INFORMATION SUPPLIED:
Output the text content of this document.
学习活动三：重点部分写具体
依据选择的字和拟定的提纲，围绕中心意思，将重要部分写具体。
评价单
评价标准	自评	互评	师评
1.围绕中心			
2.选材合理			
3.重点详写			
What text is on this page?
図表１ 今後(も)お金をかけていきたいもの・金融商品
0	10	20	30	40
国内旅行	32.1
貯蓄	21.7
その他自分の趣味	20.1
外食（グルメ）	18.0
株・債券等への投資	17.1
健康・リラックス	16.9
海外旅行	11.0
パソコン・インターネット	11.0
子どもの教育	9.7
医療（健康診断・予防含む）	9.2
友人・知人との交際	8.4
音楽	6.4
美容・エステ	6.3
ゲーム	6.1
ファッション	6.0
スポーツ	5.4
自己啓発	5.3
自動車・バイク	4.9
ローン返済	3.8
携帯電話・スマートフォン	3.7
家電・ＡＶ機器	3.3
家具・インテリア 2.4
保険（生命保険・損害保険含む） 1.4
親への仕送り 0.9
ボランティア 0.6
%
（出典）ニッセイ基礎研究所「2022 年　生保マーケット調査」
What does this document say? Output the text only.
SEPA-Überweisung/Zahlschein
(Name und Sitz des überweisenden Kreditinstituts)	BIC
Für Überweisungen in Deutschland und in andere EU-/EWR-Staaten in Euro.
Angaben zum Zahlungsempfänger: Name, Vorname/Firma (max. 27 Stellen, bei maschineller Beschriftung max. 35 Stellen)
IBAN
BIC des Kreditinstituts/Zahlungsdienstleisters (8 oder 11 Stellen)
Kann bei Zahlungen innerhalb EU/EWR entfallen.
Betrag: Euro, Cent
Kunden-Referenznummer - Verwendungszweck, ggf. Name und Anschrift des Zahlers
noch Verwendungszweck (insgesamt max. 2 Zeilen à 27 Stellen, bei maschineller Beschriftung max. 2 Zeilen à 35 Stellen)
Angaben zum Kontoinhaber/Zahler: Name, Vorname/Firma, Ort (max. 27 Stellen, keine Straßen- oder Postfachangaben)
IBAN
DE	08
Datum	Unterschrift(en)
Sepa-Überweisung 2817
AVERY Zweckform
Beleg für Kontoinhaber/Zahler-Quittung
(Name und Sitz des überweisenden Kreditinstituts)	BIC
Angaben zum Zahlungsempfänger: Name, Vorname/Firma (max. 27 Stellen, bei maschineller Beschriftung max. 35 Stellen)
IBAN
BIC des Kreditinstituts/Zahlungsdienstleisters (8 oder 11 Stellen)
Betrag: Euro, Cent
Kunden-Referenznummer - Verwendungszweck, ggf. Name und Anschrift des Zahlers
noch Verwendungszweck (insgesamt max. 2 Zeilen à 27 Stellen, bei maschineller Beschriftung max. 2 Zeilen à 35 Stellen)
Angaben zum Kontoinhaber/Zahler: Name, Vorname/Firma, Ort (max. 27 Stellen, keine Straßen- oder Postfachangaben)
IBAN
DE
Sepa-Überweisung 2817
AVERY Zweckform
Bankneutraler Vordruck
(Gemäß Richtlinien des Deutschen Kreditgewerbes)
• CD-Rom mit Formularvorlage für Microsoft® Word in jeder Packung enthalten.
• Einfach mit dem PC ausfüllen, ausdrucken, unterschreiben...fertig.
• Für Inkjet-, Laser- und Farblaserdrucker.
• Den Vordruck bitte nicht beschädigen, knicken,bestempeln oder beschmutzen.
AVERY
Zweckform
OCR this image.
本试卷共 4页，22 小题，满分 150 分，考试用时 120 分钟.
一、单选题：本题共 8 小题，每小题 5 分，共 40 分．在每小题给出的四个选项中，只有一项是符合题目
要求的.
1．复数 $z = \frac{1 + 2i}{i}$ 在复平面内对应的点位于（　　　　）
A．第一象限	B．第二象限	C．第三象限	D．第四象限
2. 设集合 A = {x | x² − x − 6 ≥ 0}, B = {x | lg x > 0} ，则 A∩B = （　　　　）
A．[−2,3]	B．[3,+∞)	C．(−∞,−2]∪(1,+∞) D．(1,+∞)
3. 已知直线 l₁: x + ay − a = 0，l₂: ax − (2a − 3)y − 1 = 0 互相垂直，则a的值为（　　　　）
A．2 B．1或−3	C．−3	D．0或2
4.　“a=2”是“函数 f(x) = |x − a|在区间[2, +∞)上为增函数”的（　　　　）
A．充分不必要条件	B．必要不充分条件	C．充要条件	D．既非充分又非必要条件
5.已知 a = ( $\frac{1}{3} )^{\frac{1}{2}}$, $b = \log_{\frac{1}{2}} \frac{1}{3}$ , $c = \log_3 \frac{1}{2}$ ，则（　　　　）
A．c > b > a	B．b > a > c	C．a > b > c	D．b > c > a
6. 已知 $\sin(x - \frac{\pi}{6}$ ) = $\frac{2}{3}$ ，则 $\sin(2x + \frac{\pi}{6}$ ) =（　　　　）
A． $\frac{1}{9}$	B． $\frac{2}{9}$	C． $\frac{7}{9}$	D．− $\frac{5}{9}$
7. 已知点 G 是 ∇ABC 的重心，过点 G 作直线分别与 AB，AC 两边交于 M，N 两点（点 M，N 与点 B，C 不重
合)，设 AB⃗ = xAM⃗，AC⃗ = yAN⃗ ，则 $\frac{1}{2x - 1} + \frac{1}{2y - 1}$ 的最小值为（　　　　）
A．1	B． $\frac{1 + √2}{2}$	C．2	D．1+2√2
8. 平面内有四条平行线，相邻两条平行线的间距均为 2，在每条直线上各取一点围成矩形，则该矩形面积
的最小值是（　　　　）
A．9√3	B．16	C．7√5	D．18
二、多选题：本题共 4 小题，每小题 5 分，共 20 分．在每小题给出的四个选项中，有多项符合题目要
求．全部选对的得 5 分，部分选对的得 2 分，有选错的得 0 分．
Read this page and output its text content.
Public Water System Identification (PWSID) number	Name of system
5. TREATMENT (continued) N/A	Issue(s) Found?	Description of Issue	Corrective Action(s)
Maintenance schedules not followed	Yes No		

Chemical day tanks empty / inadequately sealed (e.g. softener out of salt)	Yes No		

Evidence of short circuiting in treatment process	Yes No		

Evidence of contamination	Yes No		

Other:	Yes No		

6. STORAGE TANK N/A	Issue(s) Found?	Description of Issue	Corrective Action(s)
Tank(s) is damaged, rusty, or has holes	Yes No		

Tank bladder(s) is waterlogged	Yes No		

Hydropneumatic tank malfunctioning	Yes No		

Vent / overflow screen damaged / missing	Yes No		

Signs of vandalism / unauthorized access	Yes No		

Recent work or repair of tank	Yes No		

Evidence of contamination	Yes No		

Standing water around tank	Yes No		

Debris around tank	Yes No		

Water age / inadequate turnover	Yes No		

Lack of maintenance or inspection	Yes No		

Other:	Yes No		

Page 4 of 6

DIRECTION: Transcribe every entry exactly.

FINAL ANSWER:
Output the text content of this document.
学习活动三：重点部分写具体
依据选择的字和拟定的提纲，围绕中心意思，将重要部分写具体。
评价单
评价标准	自评	互评	师评
1.围绕中心			
2.选材合理			
3.重点详写			
What text is on this page?
図表１ 今後(も)お金をかけていきたいもの・金融商品
0	10	20	30	40
国内旅行	32.1
貯蓄	21.7
その他自分の趣味	20.1
外食（グルメ）	18.0
株・債券等への投資	17.1
健康・リラックス	16.9
海外旅行	11.0
パソコン・インターネット	11.0
子どもの教育	9.7
医療（健康診断・予防含む）	9.2
友人・知人との交際	8.4
音楽	6.4
美容・エステ	6.3
ゲーム	6.1
ファッション	6.0
スポーツ	5.4
自己啓発	5.3
自動車・バイク	4.9
ローン返済	3.8
携帯電話・スマートフォン	3.7
家電・ＡＶ機器	3.3
家具・インテリア 2.4
保険（生命保険・損害保険含む） 1.4
親への仕送り 0.9
ボランティア 0.6
%
（出典）ニッセイ基礎研究所「2022 年　生保マーケット調査」
What does this document say? Output the text only.
SEPA-Überweisung/Zahlschein
(Name und Sitz des überweisenden Kreditinstituts)	BIC
Für Überweisungen in Deutschland und in andere EU-/EWR-Staaten in Euro.
Angaben zum Zahlungsempfänger: Name, Vorname/Firma (max. 27 Stellen, bei maschineller Beschriftung max. 35 Stellen)
IBAN
BIC des Kreditinstituts/Zahlungsdienstleisters (8 oder 11 Stellen)
Kann bei Zahlungen innerhalb EU/EWR entfallen.
Betrag: Euro, Cent
Kunden-Referenznummer - Verwendungszweck, ggf. Name und Anschrift des Zahlers
noch Verwendungszweck (insgesamt max. 2 Zeilen à 27 Stellen, bei maschineller Beschriftung max. 2 Zeilen à 35 Stellen)
Angaben zum Kontoinhaber/Zahler: Name, Vorname/Firma, Ort (max. 27 Stellen, keine Straßen- oder Postfachangaben)
IBAN
DE	08
Datum	Unterschrift(en)
Sepa-Überweisung 2817
AVERY Zweckform
Beleg für Kontoinhaber/Zahler-Quittung
(Name und Sitz des überweisenden Kreditinstituts)	BIC
Angaben zum Zahlungsempfänger: Name, Vorname/Firma (max. 27 Stellen, bei maschineller Beschriftung max. 35 Stellen)
IBAN
BIC des Kreditinstituts/Zahlungsdienstleisters (8 oder 11 Stellen)
Betrag: Euro, Cent
Kunden-Referenznummer - Verwendungszweck, ggf. Name und Anschrift des Zahlers
noch Verwendungszweck (insgesamt max. 2 Zeilen à 27 Stellen, bei maschineller Beschriftung max. 2 Zeilen à 35 Stellen)
Angaben zum Kontoinhaber/Zahler: Name, Vorname/Firma, Ort (max. 27 Stellen, keine Straßen- oder Postfachangaben)
IBAN
DE
Sepa-Überweisung 2817
AVERY Zweckform
Bankneutraler Vordruck
(Gemäß Richtlinien des Deutschen Kreditgewerbes)
• CD-Rom mit Formularvorlage für Microsoft® Word in jeder Packung enthalten.
• Einfach mit dem PC ausfüllen, ausdrucken, unterschreiben...fertig.
• Für Inkjet-, Laser- und Farblaserdrucker.
• Den Vordruck bitte nicht beschädigen, knicken,bestempeln oder beschmutzen.
AVERY
Zweckform
OCR this image.
本试卷共 4页，22 小题，满分 150 分，考试用时 120 分钟.
一、单选题：本题共 8 小题，每小题 5 分，共 40 分．在每小题给出的四个选项中，只有一项是符合题目
要求的.
1．复数 $z = \frac{1 + 2i}{i}$ 在复平面内对应的点位于（　　　　）
A．第一象限	B．第二象限	C．第三象限	D．第四象限
2. 设集合 A = {x | x² − x − 6 ≥ 0}, B = {x | lg x > 0} ，则 A∩B = （　　　　）
A．[−2,3]	B．[3,+∞)	C．(−∞,−2]∪(1,+∞) D．(1,+∞)
3. 已知直线 l₁: x + ay − a = 0，l₂: ax − (2a − 3)y − 1 = 0 互相垂直，则a的值为（　　　　）
A．2 B．1或−3	C．−3	D．0或2
4.　“a=2”是“函数 f(x) = |x − a|在区间[2, +∞)上为增函数”的（　　　　）
A．充分不必要条件	B．必要不充分条件	C．充要条件	D．既非充分又非必要条件
5.已知 a = ( $\frac{1}{3} )^{\frac{1}{2}}$, $b = \log_{\frac{1}{2}} \frac{1}{3}$ , $c = \log_3 \frac{1}{2}$ ，则（　　　　）
A．c > b > a	B．b > a > c	C．a > b > c	D．b > c > a
6. 已知 $\sin(x - \frac{\pi}{6}$ ) = $\frac{2}{3}$ ，则 $\sin(2x + \frac{\pi}{6}$ ) =（　　　　）
A． $\frac{1}{9}$	B． $\frac{2}{9}$	C． $\frac{7}{9}$	D．− $\frac{5}{9}$
7. 已知点 G 是 ∇ABC 的重心，过点 G 作直线分别与 AB，AC 两边交于 M，N 两点（点 M，N 与点 B，C 不重
合)，设 AB⃗ = xAM⃗，AC⃗ = yAN⃗ ，则 $\frac{1}{2x - 1} + \frac{1}{2y - 1}$ 的最小值为（　　　　）
A．1	B． $\frac{1 + √2}{2}$	C．2	D．1+2√2
8. 平面内有四条平行线，相邻两条平行线的间距均为 2，在每条直线上各取一点围成矩形，则该矩形面积
的最小值是（　　　　）
A．9√3	B．16	C．7√5	D．18
二、多选题：本题共 4 小题，每小题 5 分，共 20 分．在每小题给出的四个选项中，有多项符合题目要
求．全部选对的得 5 分，部分选对的得 2 分，有选错的得 0 分．
Read this page and output its text content.
Public Water System Identification (PWSID) number	Name of system
5. TREATMENT (continued) N/A	Issue(s) Found?	Description of Issue	Corrective Action(s)
Maintenance schedules not followed	Yes No		

Chemical day tanks empty / inadequately sealed (e.g. softener out of salt)	Yes No		

Evidence of short circuiting in treatment process	Yes No		

Evidence of contamination	Yes No		

Other:	Yes No		

6. STORAGE TANK N/A	Issue(s) Found?	Description of Issue	Corrective Action(s)
Tank(s) is damaged, rusty, or has holes	Yes No		

Tank bladder(s) is waterlogged	Yes No		

Hydropneumatic tank malfunctioning	Yes No		

Vent / overflow screen damaged / missing	Yes No		

Signs of vandalism / unauthorized access	Yes No		

Recent work or repair of tank	Yes No		

Evidence of contamination	Yes No		

Standing water around tank	Yes No		

Debris around tank	Yes No		

Water age / inadequate turnover	Yes No		

Lack of maintenance or inspection	Yes No		

Other:	Yes No		

Page 4 of 6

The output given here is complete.